## [OBJECTIVE]
Print the entries that appear below, exactly as written and without their pictures.

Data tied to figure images
:::

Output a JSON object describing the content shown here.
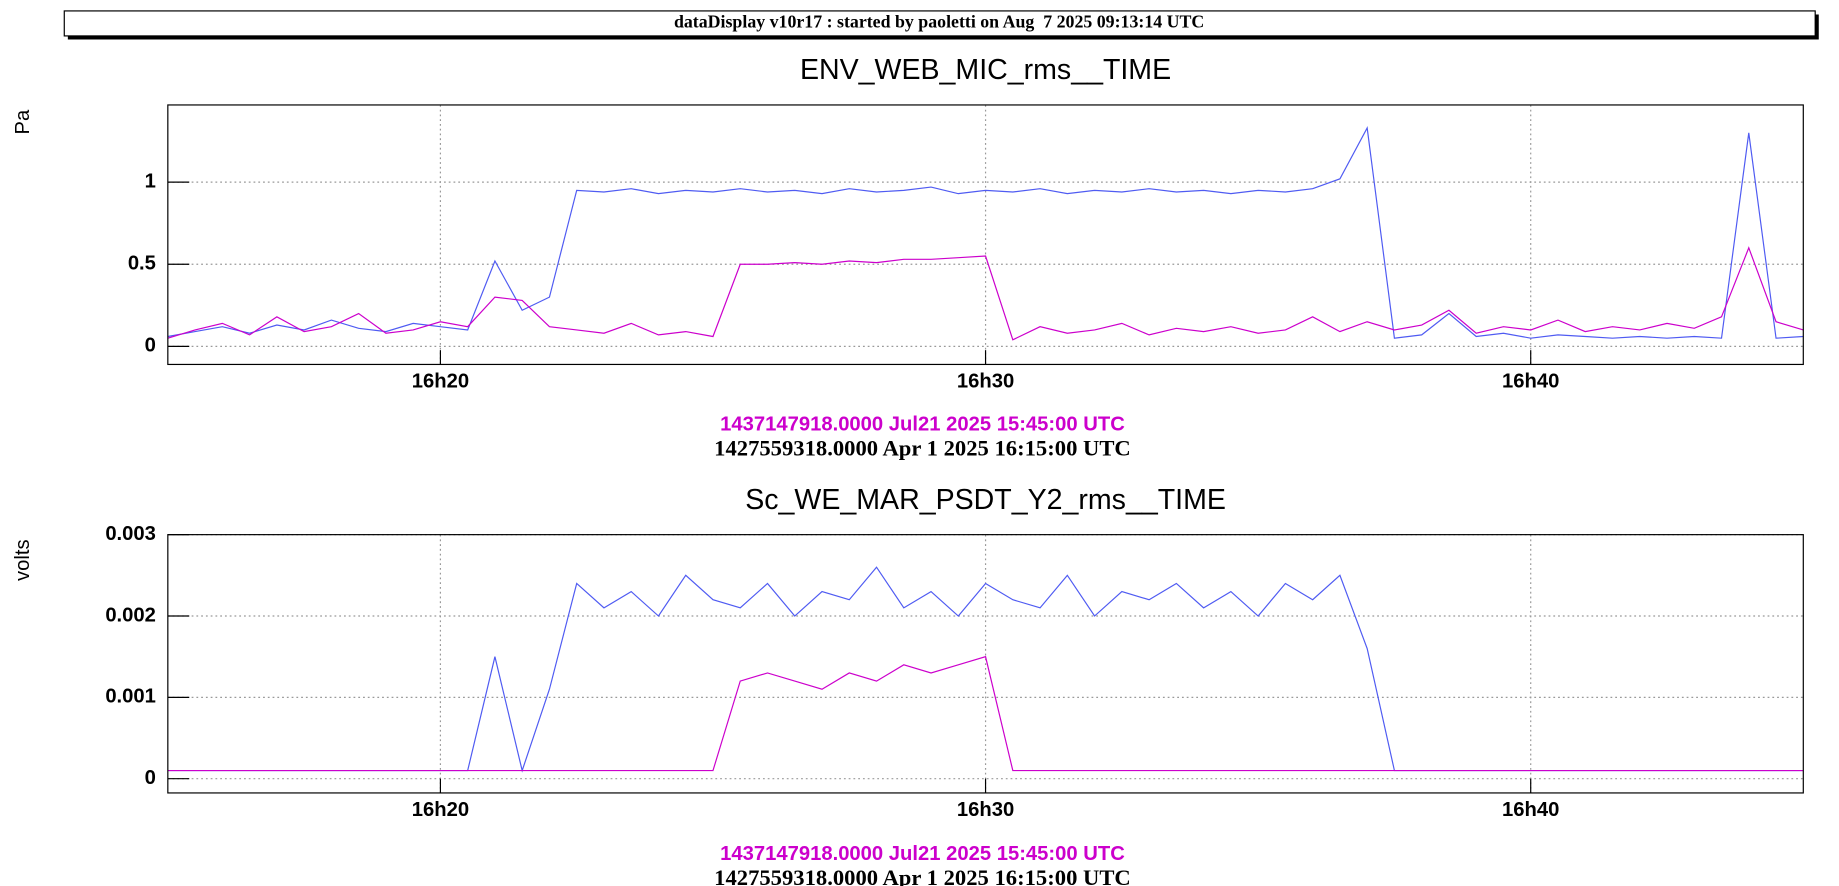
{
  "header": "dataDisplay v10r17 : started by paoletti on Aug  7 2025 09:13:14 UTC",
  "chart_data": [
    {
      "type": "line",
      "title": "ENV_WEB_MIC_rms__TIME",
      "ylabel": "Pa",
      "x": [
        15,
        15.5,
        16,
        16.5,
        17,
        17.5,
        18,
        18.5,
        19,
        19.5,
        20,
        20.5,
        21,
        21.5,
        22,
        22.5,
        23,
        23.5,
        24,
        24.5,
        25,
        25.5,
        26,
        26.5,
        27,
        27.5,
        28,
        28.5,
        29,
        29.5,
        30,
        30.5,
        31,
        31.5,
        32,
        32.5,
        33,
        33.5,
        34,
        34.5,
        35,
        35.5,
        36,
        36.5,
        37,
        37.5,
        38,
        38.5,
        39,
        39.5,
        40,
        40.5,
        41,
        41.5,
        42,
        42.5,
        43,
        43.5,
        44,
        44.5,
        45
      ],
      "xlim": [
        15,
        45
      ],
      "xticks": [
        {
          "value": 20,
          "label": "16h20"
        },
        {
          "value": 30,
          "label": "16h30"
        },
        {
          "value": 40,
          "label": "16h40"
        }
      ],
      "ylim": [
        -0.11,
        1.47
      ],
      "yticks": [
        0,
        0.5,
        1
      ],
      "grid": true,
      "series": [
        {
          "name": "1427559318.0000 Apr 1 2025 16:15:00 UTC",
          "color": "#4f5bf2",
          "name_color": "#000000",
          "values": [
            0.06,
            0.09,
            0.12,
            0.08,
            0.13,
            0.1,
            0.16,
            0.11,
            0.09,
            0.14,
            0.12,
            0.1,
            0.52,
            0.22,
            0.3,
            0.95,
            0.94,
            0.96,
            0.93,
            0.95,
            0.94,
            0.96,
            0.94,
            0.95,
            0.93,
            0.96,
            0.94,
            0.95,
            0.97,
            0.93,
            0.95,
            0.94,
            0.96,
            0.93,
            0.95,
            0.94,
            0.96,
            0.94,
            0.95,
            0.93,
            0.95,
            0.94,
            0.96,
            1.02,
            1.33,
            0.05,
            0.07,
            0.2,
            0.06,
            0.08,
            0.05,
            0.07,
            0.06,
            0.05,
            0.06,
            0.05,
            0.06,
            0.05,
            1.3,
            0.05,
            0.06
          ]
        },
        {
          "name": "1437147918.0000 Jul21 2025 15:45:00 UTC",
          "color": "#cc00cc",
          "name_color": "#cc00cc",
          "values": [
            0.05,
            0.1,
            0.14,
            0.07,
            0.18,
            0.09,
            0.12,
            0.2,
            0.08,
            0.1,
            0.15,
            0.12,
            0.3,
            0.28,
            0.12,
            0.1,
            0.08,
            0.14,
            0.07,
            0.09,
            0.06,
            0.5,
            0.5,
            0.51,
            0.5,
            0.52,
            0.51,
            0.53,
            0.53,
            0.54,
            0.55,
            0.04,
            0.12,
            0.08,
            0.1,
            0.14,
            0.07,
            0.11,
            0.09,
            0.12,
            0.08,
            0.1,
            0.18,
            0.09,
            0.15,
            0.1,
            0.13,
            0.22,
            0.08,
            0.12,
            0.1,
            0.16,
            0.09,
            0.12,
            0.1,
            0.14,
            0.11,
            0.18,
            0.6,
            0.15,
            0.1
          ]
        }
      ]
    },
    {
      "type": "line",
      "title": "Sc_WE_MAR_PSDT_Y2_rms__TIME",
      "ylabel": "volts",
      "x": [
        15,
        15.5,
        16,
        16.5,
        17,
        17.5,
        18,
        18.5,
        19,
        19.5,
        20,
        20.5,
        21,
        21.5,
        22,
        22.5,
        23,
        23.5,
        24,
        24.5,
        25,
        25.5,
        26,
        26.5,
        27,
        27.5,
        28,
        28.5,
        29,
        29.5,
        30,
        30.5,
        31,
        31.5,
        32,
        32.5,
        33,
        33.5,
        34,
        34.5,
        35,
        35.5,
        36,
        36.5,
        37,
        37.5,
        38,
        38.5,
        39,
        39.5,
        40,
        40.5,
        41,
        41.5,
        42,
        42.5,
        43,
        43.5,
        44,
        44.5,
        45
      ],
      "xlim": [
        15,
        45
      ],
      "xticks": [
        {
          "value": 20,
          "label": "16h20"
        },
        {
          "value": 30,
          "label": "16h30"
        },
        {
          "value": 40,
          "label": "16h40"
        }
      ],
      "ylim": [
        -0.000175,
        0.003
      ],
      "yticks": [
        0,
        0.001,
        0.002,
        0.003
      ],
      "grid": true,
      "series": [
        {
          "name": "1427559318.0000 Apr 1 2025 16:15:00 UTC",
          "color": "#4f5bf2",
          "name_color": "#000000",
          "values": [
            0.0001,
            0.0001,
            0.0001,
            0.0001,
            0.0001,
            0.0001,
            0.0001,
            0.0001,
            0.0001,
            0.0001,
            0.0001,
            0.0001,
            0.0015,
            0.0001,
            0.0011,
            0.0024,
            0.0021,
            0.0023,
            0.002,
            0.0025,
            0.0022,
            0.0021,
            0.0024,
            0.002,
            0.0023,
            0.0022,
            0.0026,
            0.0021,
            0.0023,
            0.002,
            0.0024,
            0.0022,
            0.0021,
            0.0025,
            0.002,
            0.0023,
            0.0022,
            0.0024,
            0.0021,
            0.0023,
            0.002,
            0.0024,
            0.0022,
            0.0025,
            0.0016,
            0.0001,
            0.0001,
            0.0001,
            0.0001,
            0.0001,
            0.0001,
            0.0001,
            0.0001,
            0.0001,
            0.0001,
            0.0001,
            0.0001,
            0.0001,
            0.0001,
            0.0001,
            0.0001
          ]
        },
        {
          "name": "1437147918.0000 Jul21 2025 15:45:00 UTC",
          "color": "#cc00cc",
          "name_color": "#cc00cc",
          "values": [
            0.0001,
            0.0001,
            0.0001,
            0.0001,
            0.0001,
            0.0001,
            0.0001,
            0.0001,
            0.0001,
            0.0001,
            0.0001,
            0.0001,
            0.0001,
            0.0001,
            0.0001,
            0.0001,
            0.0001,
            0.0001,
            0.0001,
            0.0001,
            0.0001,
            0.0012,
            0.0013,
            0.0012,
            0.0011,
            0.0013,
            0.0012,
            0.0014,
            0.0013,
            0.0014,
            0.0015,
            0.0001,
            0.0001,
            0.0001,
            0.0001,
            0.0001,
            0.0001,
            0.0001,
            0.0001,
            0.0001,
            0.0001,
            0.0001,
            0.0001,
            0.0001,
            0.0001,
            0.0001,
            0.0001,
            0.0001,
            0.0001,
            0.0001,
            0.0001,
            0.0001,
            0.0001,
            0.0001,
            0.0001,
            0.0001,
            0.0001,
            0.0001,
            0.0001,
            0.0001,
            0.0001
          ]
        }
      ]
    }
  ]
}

:::

## [FINISHED EXERCISE]
Output a JSON object describing the content shown here.
{
  "header": "dataDisplay v10r17 : started by paoletti on Aug  7 2025 09:13:14 UTC",
  "chart_data": [
    {
      "type": "line",
      "title": "ENV_WEB_MIC_rms__TIME",
      "ylabel": "Pa",
      "x": [
        15,
        15.5,
        16,
        16.5,
        17,
        17.5,
        18,
        18.5,
        19,
        19.5,
        20,
        20.5,
        21,
        21.5,
        22,
        22.5,
        23,
        23.5,
        24,
        24.5,
        25,
        25.5,
        26,
        26.5,
        27,
        27.5,
        28,
        28.5,
        29,
        29.5,
        30,
        30.5,
        31,
        31.5,
        32,
        32.5,
        33,
        33.5,
        34,
        34.5,
        35,
        35.5,
        36,
        36.5,
        37,
        37.5,
        38,
        38.5,
        39,
        39.5,
        40,
        40.5,
        41,
        41.5,
        42,
        42.5,
        43,
        43.5,
        44,
        44.5,
        45
      ],
      "xlim": [
        15,
        45
      ],
      "xticks": [
        {
          "value": 20,
          "label": "16h20"
        },
        {
          "value": 30,
          "label": "16h30"
        },
        {
          "value": 40,
          "label": "16h40"
        }
      ],
      "ylim": [
        -0.11,
        1.47
      ],
      "yticks": [
        0,
        0.5,
        1
      ],
      "grid": true,
      "series": [
        {
          "name": "1427559318.0000 Apr 1 2025 16:15:00 UTC",
          "color": "#4f5bf2",
          "name_color": "#000000",
          "values": [
            0.06,
            0.09,
            0.12,
            0.08,
            0.13,
            0.1,
            0.16,
            0.11,
            0.09,
            0.14,
            0.12,
            0.1,
            0.52,
            0.22,
            0.3,
            0.95,
            0.94,
            0.96,
            0.93,
            0.95,
            0.94,
            0.96,
            0.94,
            0.95,
            0.93,
            0.96,
            0.94,
            0.95,
            0.97,
            0.93,
            0.95,
            0.94,
            0.96,
            0.93,
            0.95,
            0.94,
            0.96,
            0.94,
            0.95,
            0.93,
            0.95,
            0.94,
            0.96,
            1.02,
            1.33,
            0.05,
            0.07,
            0.2,
            0.06,
            0.08,
            0.05,
            0.07,
            0.06,
            0.05,
            0.06,
            0.05,
            0.06,
            0.05,
            1.3,
            0.05,
            0.06
          ]
        },
        {
          "name": "1437147918.0000 Jul21 2025 15:45:00 UTC",
          "color": "#cc00cc",
          "name_color": "#cc00cc",
          "values": [
            0.05,
            0.1,
            0.14,
            0.07,
            0.18,
            0.09,
            0.12,
            0.2,
            0.08,
            0.1,
            0.15,
            0.12,
            0.3,
            0.28,
            0.12,
            0.1,
            0.08,
            0.14,
            0.07,
            0.09,
            0.06,
            0.5,
            0.5,
            0.51,
            0.5,
            0.52,
            0.51,
            0.53,
            0.53,
            0.54,
            0.55,
            0.04,
            0.12,
            0.08,
            0.1,
            0.14,
            0.07,
            0.11,
            0.09,
            0.12,
            0.08,
            0.1,
            0.18,
            0.09,
            0.15,
            0.1,
            0.13,
            0.22,
            0.08,
            0.12,
            0.1,
            0.16,
            0.09,
            0.12,
            0.1,
            0.14,
            0.11,
            0.18,
            0.6,
            0.15,
            0.1
          ]
        }
      ]
    },
    {
      "type": "line",
      "title": "Sc_WE_MAR_PSDT_Y2_rms__TIME",
      "ylabel": "volts",
      "x": [
        15,
        15.5,
        16,
        16.5,
        17,
        17.5,
        18,
        18.5,
        19,
        19.5,
        20,
        20.5,
        21,
        21.5,
        22,
        22.5,
        23,
        23.5,
        24,
        24.5,
        25,
        25.5,
        26,
        26.5,
        27,
        27.5,
        28,
        28.5,
        29,
        29.5,
        30,
        30.5,
        31,
        31.5,
        32,
        32.5,
        33,
        33.5,
        34,
        34.5,
        35,
        35.5,
        36,
        36.5,
        37,
        37.5,
        38,
        38.5,
        39,
        39.5,
        40,
        40.5,
        41,
        41.5,
        42,
        42.5,
        43,
        43.5,
        44,
        44.5,
        45
      ],
      "xlim": [
        15,
        45
      ],
      "xticks": [
        {
          "value": 20,
          "label": "16h20"
        },
        {
          "value": 30,
          "label": "16h30"
        },
        {
          "value": 40,
          "label": "16h40"
        }
      ],
      "ylim": [
        -0.000175,
        0.003
      ],
      "yticks": [
        0,
        0.001,
        0.002,
        0.003
      ],
      "grid": true,
      "series": [
        {
          "name": "1427559318.0000 Apr 1 2025 16:15:00 UTC",
          "color": "#4f5bf2",
          "name_color": "#000000",
          "values": [
            0.0001,
            0.0001,
            0.0001,
            0.0001,
            0.0001,
            0.0001,
            0.0001,
            0.0001,
            0.0001,
            0.0001,
            0.0001,
            0.0001,
            0.0015,
            0.0001,
            0.0011,
            0.0024,
            0.0021,
            0.0023,
            0.002,
            0.0025,
            0.0022,
            0.0021,
            0.0024,
            0.002,
            0.0023,
            0.0022,
            0.0026,
            0.0021,
            0.0023,
            0.002,
            0.0024,
            0.0022,
            0.0021,
            0.0025,
            0.002,
            0.0023,
            0.0022,
            0.0024,
            0.0021,
            0.0023,
            0.002,
            0.0024,
            0.0022,
            0.0025,
            0.0016,
            0.0001,
            0.0001,
            0.0001,
            0.0001,
            0.0001,
            0.0001,
            0.0001,
            0.0001,
            0.0001,
            0.0001,
            0.0001,
            0.0001,
            0.0001,
            0.0001,
            0.0001,
            0.0001
          ]
        },
        {
          "name": "1437147918.0000 Jul21 2025 15:45:00 UTC",
          "color": "#cc00cc",
          "name_color": "#cc00cc",
          "values": [
            0.0001,
            0.0001,
            0.0001,
            0.0001,
            0.0001,
            0.0001,
            0.0001,
            0.0001,
            0.0001,
            0.0001,
            0.0001,
            0.0001,
            0.0001,
            0.0001,
            0.0001,
            0.0001,
            0.0001,
            0.0001,
            0.0001,
            0.0001,
            0.0001,
            0.0012,
            0.0013,
            0.0012,
            0.0011,
            0.0013,
            0.0012,
            0.0014,
            0.0013,
            0.0014,
            0.0015,
            0.0001,
            0.0001,
            0.0001,
            0.0001,
            0.0001,
            0.0001,
            0.0001,
            0.0001,
            0.0001,
            0.0001,
            0.0001,
            0.0001,
            0.0001,
            0.0001,
            0.0001,
            0.0001,
            0.0001,
            0.0001,
            0.0001,
            0.0001,
            0.0001,
            0.0001,
            0.0001,
            0.0001,
            0.0001,
            0.0001,
            0.0001,
            0.0001,
            0.0001,
            0.0001
          ]
        }
      ]
    }
  ]
}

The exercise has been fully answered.